INSTRUCTION: Look through the listing and locate every line containing the word "Χατζίδου"; copy those lines.

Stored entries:
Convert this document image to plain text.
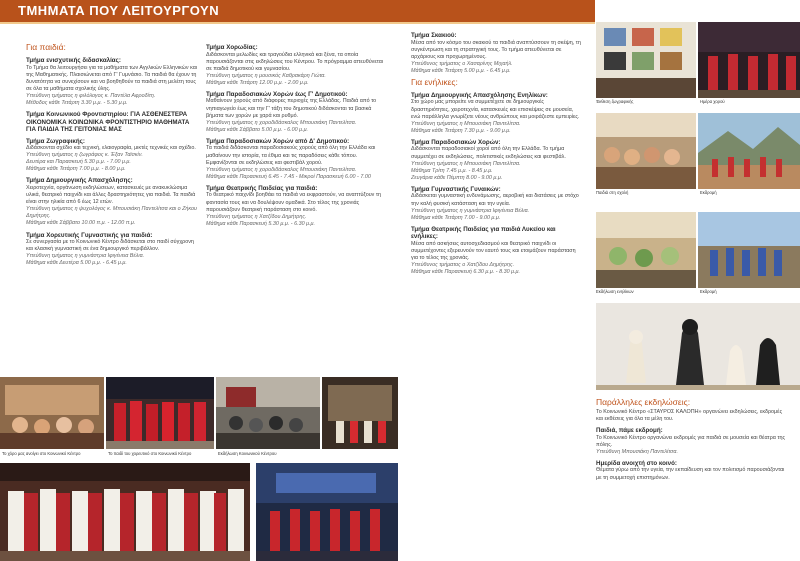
ΤΜΗΜΑΤΑ ΠΟΥ ΛΕΙΤΟΥΡΓΟΥΝ
Για παιδιά:
Τμήμα ενισχυτικής διδασκαλίας:
Το Τμήμα θα λειτουργήσει για τα μαθήματα των Αγγλικών Ελληνικών και της Μαθηματικής. Πλαισιώνεται από Γ' Γυμνάσιο. Τα παιδιά θα έχουν τη δυνατότητα να συνεχίσουν και να βοηθηθούν τα παιδιά στη μελέτη τους σε όλα τα μαθήματα σχολικής ύλης.
Υπεύθυνη τμήματος η φιλόλογος κ. Παντέλα Αφροδίτη.
Μέθοδος κάθε Τετάρτη 3.30 μ.μ. - 5.30 μ.μ.
Τμήμα Κοινωνικού Φροντιστηρίου: ΓΙΑ ΑΣΘΕΝΕΣΤΕΡΑ ΟΙΚΟΝΟΜΙΚΑ ΚΟΙΝΩΝΙΚΑ ΦΡΟΝΤΙΣΤΗΡΙΟ ΜΑΘΗΜΑΤΑ ΓΙΑ ΠΑΙΔΙΑ ΤΗΣ ΓΕΙΤΟΝΙΑΣ ΜΑΣ
Τμήμα Ζωγραφικής:
Διδάσκονται σχέδιο και τεχνική, ελαιογραφία, μικτές τεχνικές και σχέδιο.
Υπεύθυνη τμήματος η ζωγράφος κ. Έξαν Ταϊσκίν.
Δευτέρα και Παρασκευή 5.30 μ.μ. - 7.00 μ.μ.
Μάθημα κάθε Τετάρτη 7.00 μ.μ. - 8.00 μ.μ.
Τμήμα Δημιουργικής Απασχόλησης:
Χειροτεχνία, οργάνωση εκδηλώσεων, κατασκευές με ανακυκλώσιμα υλικά, θεατρικό παιχνίδι και άλλες δραστηριότητες για παιδιά. Τα παιδιά είναι στην ηλικία από 6 έως 12 ετών.
Υπεύθυνη τμήματος η ψυχολόγος κ. Μπουσιάκη Παντελίτσα και ο Ζήκου Δημήτρης.
Μάθημα κάθε Σάββατο 10.00 π.μ. - 12.00 π.μ.
Τμήμα Χορευτικής Γυμναστικής για παιδιά:
Σε συνεργασία με το Κοινωνικό Κέντρο διδάσκεται στο παιδί σύγχρονη και κλασική γυμναστική σε ένα δημιουργικό περιβάλλον.
Υπεύθυνη τμήματος η γυμνάστρια Ιφιγένεια Βέλια.
Μάθημα κάθε Δευτέρα 5.00 μ.μ. - 6.45 μ.μ.
Τμήμα Χορωδίας:
Διδάσκονται μελωδίες και τραγούδια ελληνικά και ξένα, τα οποία παρουσιάζονται στις εκδηλώσεις του Κέντρου. Το πρόγραμμα απευθύνεται σε παιδιά δημοτικού και γυμνασίου.
Υπεύθυνη τμήματος η μουσικός Καθρακάρη Γιώτα.
Μάθημα κάθε Τετάρτη 12.00 μ.μ. - 2.00 μ.μ.
Τμήμα Παραδοσιακών Χορών έως Γ' Δημοτικού:
Μαθαίνουν χορούς από διάφορες περιοχές της Ελλάδας. Παιδιά από το νηπιαγωγείο έως και την Γ' τάξη του δημοτικού διδάσκονται τα βασικά βήματα των χορών με χαρά και ρυθμό.
Υπεύθυνη τμήματος η χοροδιδάσκαλος Μπουσιάκη Παντελίτσα.
Μάθημα κάθε Σάββατο 5.00 μ.μ. - 6.00 μ.μ.
Τμήμα Παραδοσιακών Χορών από Δ' Δημοτικού:
Τα παιδιά διδάσκονται παραδοσιακούς χορούς από όλη την Ελλάδα και μαθαίνουν την ιστορία, τα έθιμα και τις παραδόσεις κάθε τόπου. Εμφανίζονται σε εκδηλώσεις και φεστιβάλ χορού.
Υπεύθυνη τμήματος η χοροδιδάσκαλος Μπουσιάκη Παντελίτσα.
Μάθημα κάθε Παρασκευή 6.45 - 7.45 - Μικροί Παρασκευή 6.00 - 7.00
Τμήμα Θεατρικής Παιδείας για παιδιά:
Το θεατρικό παιχνίδι βοηθάει τα παιδιά να εκφραστούν, να αναπτύξουν τη φαντασία τους και να δουλέψουν ομαδικά. Στο τέλος της χρονιάς παρουσιάζουν θεατρική παράσταση στο κοινό.
Υπεύθυνη τμήματος η Χατζίδου Δημήτρης.
Μάθημα κάθε Παρασκευή 5.30 μ.μ. - 6.30 μ.μ.
Τμήμα Σκακιού:
Μέσα από τον κόσμο του σκακιού τα παιδιά αναπτύσσουν τη σκέψη, τη συγκέντρωση και τη στρατηγική τους. Το τμήμα απευθύνεται σε αρχάριους και προχωρημένους.
Υπεύθυνος τμήματος ο Χασαρίνης Μιχαήλ.
Μάθημα κάθε Τετάρτη 5.00 μ.μ. - 6.45 μ.μ.
Για ενήλικες:
Τμήμα Δημιουργικής Απασχόλησης Ενηλίκων:
Στο χώρο μας μπορείτε να συμμετέχετε σε δημιουργικές δραστηριότητες, χειροτεχνία, κατασκευές και επισκέψεις σε μουσεία, ενώ παράλληλα γνωρίζετε νέους ανθρώπους και μοιράζεστε εμπειρίες.
Υπεύθυνη τμήματος η Μπουσιάκη Παντελίτσα.
Μάθημα κάθε Τετάρτη 7.30 μ.μ. - 9.00 μ.μ.
Τμήμα Παραδοσιακών Χορών:
Διδάσκονται παραδοσιακοί χοροί από όλη την Ελλάδα. Το τμήμα συμμετέχει σε εκδηλώσεις, πολιτιστικές εκδηλώσεις και φεστιβάλ.
Υπεύθυνη τμήματος η Μπουσιάκη Παντελίτσα.
Μάθημα Τρίτη 7.45 μ.μ. - 8.45 μ.μ.
Ζευγάρια κάθε Πέμπτη 8.00 - 9.00 μ.μ.
Τμήμα Γυμναστικής Γυναικών:
Διδάσκεται γυμναστική ενδυνάμωσης, αεροβική και διατάσεις με στόχο την καλή φυσική κατάσταση και την υγεία.
Υπεύθυνη τμήματος η γυμνάστρια Ιφιγένεια Βέλια.
Μάθημα κάθε Τετάρτη 7.00 - 9.00 μ.μ.
Τμήμα Θεατρικής Παιδείας για παιδιά Λυκείου και ενήλικες:
Μέσα από ασκήσεις αυτοσχεδιασμού και θεατρικό παιχνίδι οι συμμετέχοντες εξερευνούν τον εαυτό τους και ετοιμάζουν παράσταση για το τέλος της χρονιάς.
Υπεύθυνος τμήματος ο Χατζίδου Δημήτρης.
Μάθημα κάθε Παρασκευή 6.30 μ.μ. - 8.30 μ.μ.
Παράλληλες εκδηλώσεις:
Το Κοινωνικό Κέντρο «ΣΤΑΥΡΟΣ ΚΑΛΟΠΗ» οργανώνει εκδηλώσεις, εκδρομές και εκθέσεις για όλα τα μέλη του.
Παιδιά, πάμε εκδρομή:
Το Κοινωνικό Κέντρο οργανώνει εκδρομές για παιδιά σε μουσεία και θέατρα της πόλης.
Υπεύθυνη Μπουσιάκη Παντελίτσα.
Ημερίδα ανοιχτή στο κοινό:
Θέματα γύρω από την υγεία, την εκπαίδευση και τον πολιτισμό παρουσιάζονται με τη συμμετοχή επιστημόνων.
Το χόρο μας ανοίγει στο Κοινωνικό Κέντρο	Το παιδί του χορευτικό στο Κοινωνικό Κέντρο	Εκδήλωση Κοινωνικού Κέντρου
Έκθεση ζωγραφικής	Ημέρα χορού
Παιδιά στη σχολή	Εκδρομή
Εκδήλωση ενηλίκων	Εκδρομή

ANSWER TO THE PROBLEM:
Υπεύθυνη τμήματος η Χατζίδου Δημήτρης.
Υπεύθυνος τμήματος ο Χατζίδου Δημήτρης.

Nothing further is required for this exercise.